## [Exercise instructions]
Select, from the material below, each line with "спроса" in it.

Data excerpts:
○ ○ ○ ○ ○ ○ ○
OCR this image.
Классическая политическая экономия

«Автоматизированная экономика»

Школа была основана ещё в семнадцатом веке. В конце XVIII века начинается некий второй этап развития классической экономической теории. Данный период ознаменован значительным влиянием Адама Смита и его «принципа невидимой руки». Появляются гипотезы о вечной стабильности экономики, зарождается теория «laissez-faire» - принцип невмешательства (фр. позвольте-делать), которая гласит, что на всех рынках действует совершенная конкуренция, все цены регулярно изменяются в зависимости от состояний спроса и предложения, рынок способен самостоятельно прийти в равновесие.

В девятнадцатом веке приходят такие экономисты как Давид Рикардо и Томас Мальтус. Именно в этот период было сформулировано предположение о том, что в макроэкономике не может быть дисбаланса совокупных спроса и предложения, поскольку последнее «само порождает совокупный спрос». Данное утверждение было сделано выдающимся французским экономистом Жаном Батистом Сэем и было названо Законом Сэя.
○ ○ ○ ○ ○ ○ ○
## [Response to the task]
Школа была основана ещё в семнадцатом веке. В конце XVIII века начинается некий второй этап развития классической экономической теории. Данный период ознаменован значительным влиянием Адама Смита и его «принципа невидимой руки». Появляются гипотезы о вечной стабильности экономики, зарождается теория «laissez-faire» - принцип невмешательства (фр. позвольте-делать), которая гласит, что на всех рынках действует совершенная конкуренция, все цены регулярно изменяются в зависимости от состояний спроса и предложения, рынок способен самостоятельно прийти в равновесие.
В девятнадцатом веке приходят такие экономисты как Давид Рикардо и Томас Мальтус. Именно в этот период было сформулировано предположение о том, что в макроэкономике не может быть дисбаланса совокупных спроса и предложения, поскольку последнее «само порождает совокупный спрос». Данное утверждение было сделано выдающимся французским экономистом Жаном Батистом Сэем и было названо Законом Сэя.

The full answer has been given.